§ **STATED EXERCISE**
Pick every line with "SRMTID" from the material below.

....

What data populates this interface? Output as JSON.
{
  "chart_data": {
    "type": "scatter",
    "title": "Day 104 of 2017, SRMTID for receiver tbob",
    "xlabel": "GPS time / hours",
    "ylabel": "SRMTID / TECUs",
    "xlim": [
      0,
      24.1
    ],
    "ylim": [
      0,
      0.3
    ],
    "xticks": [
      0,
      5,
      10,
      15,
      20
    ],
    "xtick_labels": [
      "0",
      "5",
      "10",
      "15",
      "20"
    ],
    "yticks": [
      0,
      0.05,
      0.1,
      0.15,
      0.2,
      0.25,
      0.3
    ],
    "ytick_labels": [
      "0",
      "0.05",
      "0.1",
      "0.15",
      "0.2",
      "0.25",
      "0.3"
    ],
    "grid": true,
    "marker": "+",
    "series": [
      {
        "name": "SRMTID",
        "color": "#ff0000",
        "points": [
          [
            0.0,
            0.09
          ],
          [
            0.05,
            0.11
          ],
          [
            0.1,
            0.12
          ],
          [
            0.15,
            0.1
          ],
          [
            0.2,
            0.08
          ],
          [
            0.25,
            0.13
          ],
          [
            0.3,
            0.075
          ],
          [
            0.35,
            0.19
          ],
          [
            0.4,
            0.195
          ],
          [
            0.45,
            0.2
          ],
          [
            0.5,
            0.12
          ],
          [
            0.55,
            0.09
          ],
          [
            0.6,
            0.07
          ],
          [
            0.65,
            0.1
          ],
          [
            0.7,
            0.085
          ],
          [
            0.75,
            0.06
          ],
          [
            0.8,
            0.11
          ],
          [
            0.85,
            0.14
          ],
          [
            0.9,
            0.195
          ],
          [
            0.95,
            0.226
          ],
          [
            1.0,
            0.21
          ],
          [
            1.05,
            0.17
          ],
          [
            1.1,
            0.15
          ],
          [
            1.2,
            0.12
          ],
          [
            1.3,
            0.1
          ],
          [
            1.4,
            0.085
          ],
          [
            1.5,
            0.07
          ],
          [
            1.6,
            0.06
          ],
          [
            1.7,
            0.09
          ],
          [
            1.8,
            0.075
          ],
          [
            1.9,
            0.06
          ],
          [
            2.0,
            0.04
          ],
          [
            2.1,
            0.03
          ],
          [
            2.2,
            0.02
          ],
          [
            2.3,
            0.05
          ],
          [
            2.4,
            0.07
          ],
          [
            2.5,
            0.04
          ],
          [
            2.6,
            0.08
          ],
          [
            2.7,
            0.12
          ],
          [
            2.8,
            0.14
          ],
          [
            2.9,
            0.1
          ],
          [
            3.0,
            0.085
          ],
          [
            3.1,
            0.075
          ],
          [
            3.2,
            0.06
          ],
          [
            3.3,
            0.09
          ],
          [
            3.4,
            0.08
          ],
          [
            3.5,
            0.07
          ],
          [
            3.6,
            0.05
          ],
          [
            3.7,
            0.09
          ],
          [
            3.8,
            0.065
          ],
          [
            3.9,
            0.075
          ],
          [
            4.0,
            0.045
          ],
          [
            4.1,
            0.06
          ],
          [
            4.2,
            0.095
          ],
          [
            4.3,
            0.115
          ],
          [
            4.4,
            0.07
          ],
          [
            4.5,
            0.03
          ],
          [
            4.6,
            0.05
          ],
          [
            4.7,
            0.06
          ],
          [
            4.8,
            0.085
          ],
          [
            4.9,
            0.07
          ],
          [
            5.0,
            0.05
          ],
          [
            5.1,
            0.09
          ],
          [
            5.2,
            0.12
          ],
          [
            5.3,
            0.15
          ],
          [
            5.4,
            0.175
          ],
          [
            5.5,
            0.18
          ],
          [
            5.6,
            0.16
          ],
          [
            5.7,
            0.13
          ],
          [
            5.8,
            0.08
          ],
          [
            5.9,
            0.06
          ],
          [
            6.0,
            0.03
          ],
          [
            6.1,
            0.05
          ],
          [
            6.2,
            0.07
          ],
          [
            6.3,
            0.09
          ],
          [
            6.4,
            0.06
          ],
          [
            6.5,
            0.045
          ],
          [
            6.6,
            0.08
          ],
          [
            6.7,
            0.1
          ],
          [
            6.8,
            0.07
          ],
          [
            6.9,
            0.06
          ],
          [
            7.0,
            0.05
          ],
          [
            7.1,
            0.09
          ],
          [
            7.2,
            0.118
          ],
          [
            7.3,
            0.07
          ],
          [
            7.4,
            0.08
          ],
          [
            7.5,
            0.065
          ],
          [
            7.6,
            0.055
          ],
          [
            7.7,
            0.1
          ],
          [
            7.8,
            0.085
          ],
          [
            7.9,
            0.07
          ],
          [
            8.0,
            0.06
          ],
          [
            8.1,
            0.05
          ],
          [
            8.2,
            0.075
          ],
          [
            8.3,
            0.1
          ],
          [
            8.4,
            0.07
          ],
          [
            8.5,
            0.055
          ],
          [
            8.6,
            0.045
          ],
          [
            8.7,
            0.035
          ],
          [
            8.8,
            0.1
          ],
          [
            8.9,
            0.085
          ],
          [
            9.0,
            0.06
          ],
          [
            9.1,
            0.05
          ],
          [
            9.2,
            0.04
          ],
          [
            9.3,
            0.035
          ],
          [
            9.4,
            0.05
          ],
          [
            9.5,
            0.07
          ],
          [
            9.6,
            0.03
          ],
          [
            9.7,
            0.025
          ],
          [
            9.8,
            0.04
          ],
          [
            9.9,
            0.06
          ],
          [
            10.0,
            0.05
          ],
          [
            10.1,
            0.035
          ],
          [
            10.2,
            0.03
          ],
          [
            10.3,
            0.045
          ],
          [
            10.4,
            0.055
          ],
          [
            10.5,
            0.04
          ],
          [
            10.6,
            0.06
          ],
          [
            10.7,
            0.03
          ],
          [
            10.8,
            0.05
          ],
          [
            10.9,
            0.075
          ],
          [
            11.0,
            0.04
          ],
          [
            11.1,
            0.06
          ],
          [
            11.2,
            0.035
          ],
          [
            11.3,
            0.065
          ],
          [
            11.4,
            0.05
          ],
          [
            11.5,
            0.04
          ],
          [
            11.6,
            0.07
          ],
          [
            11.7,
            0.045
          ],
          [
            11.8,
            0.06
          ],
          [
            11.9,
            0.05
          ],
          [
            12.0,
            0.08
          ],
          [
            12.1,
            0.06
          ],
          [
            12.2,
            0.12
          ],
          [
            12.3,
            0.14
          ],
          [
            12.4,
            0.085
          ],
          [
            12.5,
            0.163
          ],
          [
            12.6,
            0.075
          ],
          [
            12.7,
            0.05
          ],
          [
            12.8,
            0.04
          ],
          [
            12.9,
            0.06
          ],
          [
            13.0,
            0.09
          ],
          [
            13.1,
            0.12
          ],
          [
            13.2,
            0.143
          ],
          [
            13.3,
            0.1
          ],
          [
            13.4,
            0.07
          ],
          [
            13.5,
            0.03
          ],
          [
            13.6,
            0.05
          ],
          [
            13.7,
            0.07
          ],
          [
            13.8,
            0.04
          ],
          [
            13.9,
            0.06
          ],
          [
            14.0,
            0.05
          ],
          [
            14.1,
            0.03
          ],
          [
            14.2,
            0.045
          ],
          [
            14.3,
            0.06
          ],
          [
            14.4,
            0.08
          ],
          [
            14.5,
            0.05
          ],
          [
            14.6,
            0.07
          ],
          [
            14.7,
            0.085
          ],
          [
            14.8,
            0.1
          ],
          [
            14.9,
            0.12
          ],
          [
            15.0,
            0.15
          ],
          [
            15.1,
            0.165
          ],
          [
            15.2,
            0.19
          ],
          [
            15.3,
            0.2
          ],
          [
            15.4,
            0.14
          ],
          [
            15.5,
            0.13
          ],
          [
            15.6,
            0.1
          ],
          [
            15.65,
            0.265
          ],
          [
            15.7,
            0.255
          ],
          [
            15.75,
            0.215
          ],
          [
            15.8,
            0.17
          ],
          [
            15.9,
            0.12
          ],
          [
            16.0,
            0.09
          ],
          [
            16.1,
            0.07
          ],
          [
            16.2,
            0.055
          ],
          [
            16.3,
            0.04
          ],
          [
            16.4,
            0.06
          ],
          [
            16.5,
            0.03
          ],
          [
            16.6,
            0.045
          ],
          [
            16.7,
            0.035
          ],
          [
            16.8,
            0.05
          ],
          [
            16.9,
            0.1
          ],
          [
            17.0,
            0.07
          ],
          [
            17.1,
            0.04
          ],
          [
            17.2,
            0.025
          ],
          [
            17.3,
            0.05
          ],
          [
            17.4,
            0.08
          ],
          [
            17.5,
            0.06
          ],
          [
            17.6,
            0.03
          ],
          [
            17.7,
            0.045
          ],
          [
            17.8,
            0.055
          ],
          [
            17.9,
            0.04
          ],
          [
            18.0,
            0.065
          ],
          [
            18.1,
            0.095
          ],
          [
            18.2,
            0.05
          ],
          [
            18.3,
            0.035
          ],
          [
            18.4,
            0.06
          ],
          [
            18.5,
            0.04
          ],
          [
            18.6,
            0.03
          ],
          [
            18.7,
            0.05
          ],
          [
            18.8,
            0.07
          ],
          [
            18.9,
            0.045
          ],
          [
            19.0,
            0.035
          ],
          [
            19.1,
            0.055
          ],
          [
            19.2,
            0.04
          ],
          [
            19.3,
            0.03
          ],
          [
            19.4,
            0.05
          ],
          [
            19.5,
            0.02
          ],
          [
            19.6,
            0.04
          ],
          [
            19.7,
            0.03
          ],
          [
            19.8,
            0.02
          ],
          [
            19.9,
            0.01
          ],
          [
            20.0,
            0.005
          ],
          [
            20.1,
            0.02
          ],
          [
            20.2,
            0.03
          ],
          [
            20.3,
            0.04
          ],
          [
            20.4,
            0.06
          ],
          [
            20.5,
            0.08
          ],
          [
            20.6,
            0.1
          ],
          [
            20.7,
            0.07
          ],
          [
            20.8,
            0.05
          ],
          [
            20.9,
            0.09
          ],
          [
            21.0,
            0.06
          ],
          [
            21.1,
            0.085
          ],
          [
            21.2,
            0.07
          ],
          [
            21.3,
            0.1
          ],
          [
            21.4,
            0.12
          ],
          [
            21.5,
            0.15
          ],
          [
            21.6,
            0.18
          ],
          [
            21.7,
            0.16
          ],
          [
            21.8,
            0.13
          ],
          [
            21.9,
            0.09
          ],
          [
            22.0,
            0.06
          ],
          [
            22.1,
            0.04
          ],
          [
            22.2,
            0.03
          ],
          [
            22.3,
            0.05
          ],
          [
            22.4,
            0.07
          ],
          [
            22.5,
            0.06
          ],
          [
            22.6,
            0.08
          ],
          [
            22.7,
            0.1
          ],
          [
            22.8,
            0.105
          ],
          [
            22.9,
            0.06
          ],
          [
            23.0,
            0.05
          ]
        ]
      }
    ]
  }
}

....

§ **SOLUTION FOR THIS TASK**
    "title": "Day 104 of 2017, SRMTID for receiver tbob",
    "ylabel": "SRMTID / TECUs",
        "name": "SRMTID",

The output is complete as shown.